▼▼▼

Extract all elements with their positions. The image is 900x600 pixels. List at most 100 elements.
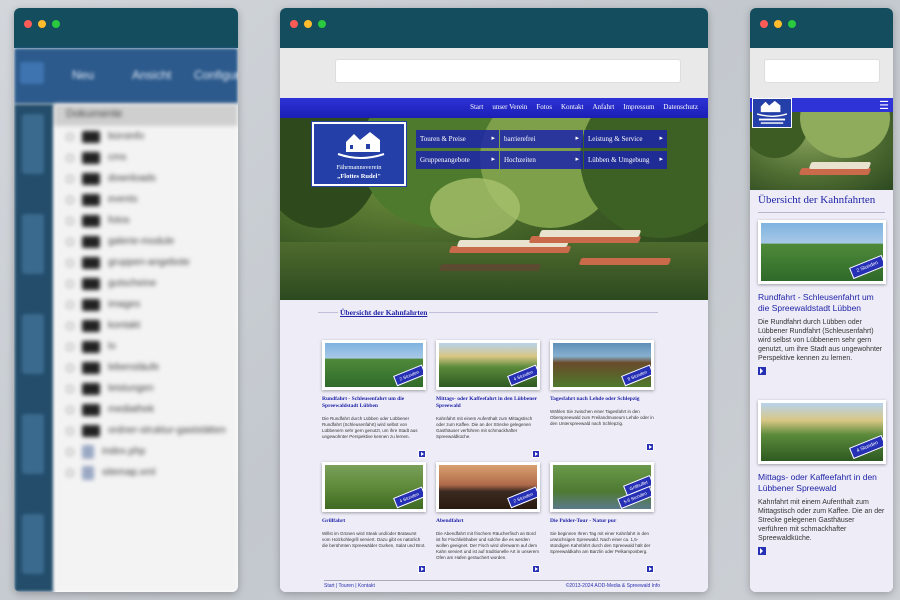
tour-card[interactable]: 2 Stunden Rundfahrt - Schleusenfahrt um d…	[322, 340, 426, 458]
expand-toggle-icon[interactable]	[66, 447, 74, 456]
nav-link[interactable]: Anfahrt	[593, 103, 615, 111]
expand-toggle-icon[interactable]	[66, 216, 74, 225]
tree-row[interactable]: lo	[54, 336, 238, 357]
maximize-dot-icon[interactable]	[318, 20, 326, 28]
tour-image[interactable]: 2 Stunden	[436, 462, 540, 512]
side-tab[interactable]	[22, 514, 44, 574]
close-dot-icon[interactable]	[24, 20, 32, 28]
toolbar-item[interactable]: Configuration	[194, 68, 238, 82]
address-input[interactable]	[335, 59, 681, 83]
tree-row[interactable]: sitemap.xml	[54, 462, 238, 483]
tree-row[interactable]: fotos	[54, 210, 238, 231]
maximize-dot-icon[interactable]	[52, 20, 60, 28]
expand-toggle-icon[interactable]	[66, 132, 74, 141]
expand-toggle-icon[interactable]	[66, 468, 74, 477]
expand-toggle-icon[interactable]	[66, 342, 74, 351]
tree-row[interactable]: ordner-struktur-gaststätten	[54, 420, 238, 441]
tree-row[interactable]: images	[54, 294, 238, 315]
expand-toggle-icon[interactable]	[66, 237, 74, 246]
tree-row[interactable]: kontakt	[54, 315, 238, 336]
side-tab[interactable]	[22, 314, 44, 374]
hamburger-menu-icon[interactable]: ☰	[879, 99, 889, 112]
more-arrow-icon[interactable]	[418, 450, 426, 458]
tour-card[interactable]: 4 Stunden Mittags- oder Kaffeefahrt in de…	[436, 340, 540, 458]
more-arrow-icon[interactable]	[646, 443, 654, 451]
tour-card[interactable]: 2 Stunden Abendfahrt Die Abendfahrt mit fr…	[436, 462, 540, 573]
menu-item[interactable]: Hochzeiten ▸	[500, 151, 583, 169]
nav-link[interactable]: Impressum	[623, 103, 654, 111]
close-dot-icon[interactable]	[760, 20, 768, 28]
tree-row[interactable]: events	[54, 189, 238, 210]
expand-toggle-icon[interactable]	[66, 405, 74, 414]
minimize-dot-icon[interactable]	[38, 20, 46, 28]
tree-row[interactable]: galerie-module	[54, 231, 238, 252]
tree-row[interactable]: leistungen	[54, 378, 238, 399]
expand-toggle-icon[interactable]	[66, 195, 74, 204]
expand-toggle-icon[interactable]	[66, 363, 74, 372]
minimize-dot-icon[interactable]	[774, 20, 782, 28]
tree-row[interactable]: downloads	[54, 168, 238, 189]
nav-link[interactable]: Kontakt	[561, 103, 584, 111]
tour-image[interactable]: 4 Stunden	[436, 340, 540, 390]
menu-item[interactable]: barrierefrei ▸	[500, 130, 583, 148]
more-arrow-icon[interactable]	[532, 450, 540, 458]
maximize-dot-icon[interactable]	[788, 20, 796, 28]
more-arrow-icon[interactable]	[646, 565, 654, 573]
tour-title[interactable]: Rundfahrt - Schleusenfahrt um die Spreew…	[322, 396, 426, 410]
tree-row[interactable]: cms	[54, 147, 238, 168]
tour-title[interactable]: Die Polder-Tour - Natur pur	[550, 518, 654, 525]
expand-toggle-icon[interactable]	[66, 153, 74, 162]
tree-row[interactable]: gutscheine	[54, 273, 238, 294]
tour-card[interactable]: 5-6 Stunden Grillbuffet Die Polder-Tour - …	[550, 462, 654, 573]
tour-title[interactable]: Rundfahrt - Schleusenfahrt um die Spreew…	[758, 292, 886, 314]
minimize-dot-icon[interactable]	[304, 20, 312, 28]
expand-toggle-icon[interactable]	[66, 426, 74, 435]
toolbar-item[interactable]: Neu	[72, 68, 94, 82]
menu-item[interactable]: Leistung & Service ▸	[584, 130, 667, 148]
home-icon[interactable]	[20, 62, 44, 84]
more-arrow-icon[interactable]	[758, 547, 766, 555]
address-input[interactable]	[764, 59, 880, 83]
tree-row[interactable]: gruppen-angebote	[54, 252, 238, 273]
tour-image[interactable]: 8 Stunden	[550, 340, 654, 390]
tour-image[interactable]: 2 Stunden	[322, 340, 426, 390]
menu-item[interactable]: Lübben & Umgebung ▸	[584, 151, 667, 169]
menu-item[interactable]: Touren & Preise ▸	[416, 130, 499, 148]
tree-row[interactable]: index.php	[54, 441, 238, 462]
side-tab[interactable]	[22, 114, 44, 174]
tour-card[interactable]: 2 Stunden Rundfahrt - Schleusenfahrt um d…	[758, 220, 886, 375]
more-arrow-icon[interactable]	[758, 367, 766, 375]
footer-links[interactable]: Start | Touren | Kontakt	[324, 583, 375, 589]
tour-title[interactable]: Tagesfahrt nach Lehde oder Schlepzig	[550, 396, 654, 403]
site-logo[interactable]: Fährmannsverein „Flottes Rudel"	[311, 121, 407, 187]
expand-toggle-icon[interactable]	[66, 321, 74, 330]
side-tab[interactable]	[22, 414, 44, 474]
tour-title[interactable]: Abendfahrt	[436, 518, 540, 525]
tree-row[interactable]: lebensläufe	[54, 357, 238, 378]
nav-link[interactable]: Fotos	[536, 103, 552, 111]
tree-row[interactable]: büroinfo	[54, 126, 238, 147]
nav-link[interactable]: Start	[470, 103, 483, 111]
tour-image[interactable]: 5-6 Stunden Grillbuffet	[550, 462, 654, 512]
nav-link[interactable]: Datenschutz	[663, 103, 698, 111]
tour-title[interactable]: Grillfahrt	[322, 518, 426, 525]
menu-item[interactable]: Gruppenangebote ▸	[416, 151, 499, 169]
tour-card[interactable]: 8 Stunden Tagesfahrt nach Lehde oder Schl…	[550, 340, 654, 451]
close-dot-icon[interactable]	[290, 20, 298, 28]
tour-title[interactable]: Mittags- oder Kaffeefahrt in den Lübbene…	[436, 396, 540, 410]
site-logo[interactable]	[752, 98, 792, 128]
expand-toggle-icon[interactable]	[66, 258, 74, 267]
expand-toggle-icon[interactable]	[66, 174, 74, 183]
expand-toggle-icon[interactable]	[66, 279, 74, 288]
tour-image[interactable]: 4 Stunden	[758, 400, 886, 464]
tour-card[interactable]: 4 Stunden Mittags- oder Kaffeefahrt in de…	[758, 400, 886, 555]
tree-row[interactable]: mediathek	[54, 399, 238, 420]
nav-link[interactable]: unser Verein	[492, 103, 527, 111]
expand-toggle-icon[interactable]	[66, 300, 74, 309]
tour-image[interactable]: 2 Stunden	[758, 220, 886, 284]
tour-image[interactable]: 4 Stunden	[322, 462, 426, 512]
side-tab[interactable]	[22, 214, 44, 274]
expand-toggle-icon[interactable]	[66, 384, 74, 393]
toolbar-item[interactable]: Ansicht	[132, 68, 171, 82]
tour-card[interactable]: 4 Stunden Grillfahrt Willst im Grünen wird…	[322, 462, 426, 573]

▲▲▲

### YOUR OBJECTIVE
Copy the entries from the line with "340, 426, 458]" to the line with "514, 44, 574]" exactly, character for character.

### TASK OUTPUT
tour-card[interactable]: 2 Stunden Rundfahrt - Schleusenfahrt um d…	[322, 340, 426, 458]
expand-toggle-icon[interactable]	[66, 447, 74, 456]
nav-link[interactable]: Anfahrt	[593, 103, 615, 111]
expand-toggle-icon[interactable]	[66, 216, 74, 225]
tree-row[interactable]: lo	[54, 336, 238, 357]
maximize-dot-icon[interactable]	[318, 20, 326, 28]
tour-image[interactable]: 2 Stunden	[436, 462, 540, 512]
side-tab[interactable]	[22, 514, 44, 574]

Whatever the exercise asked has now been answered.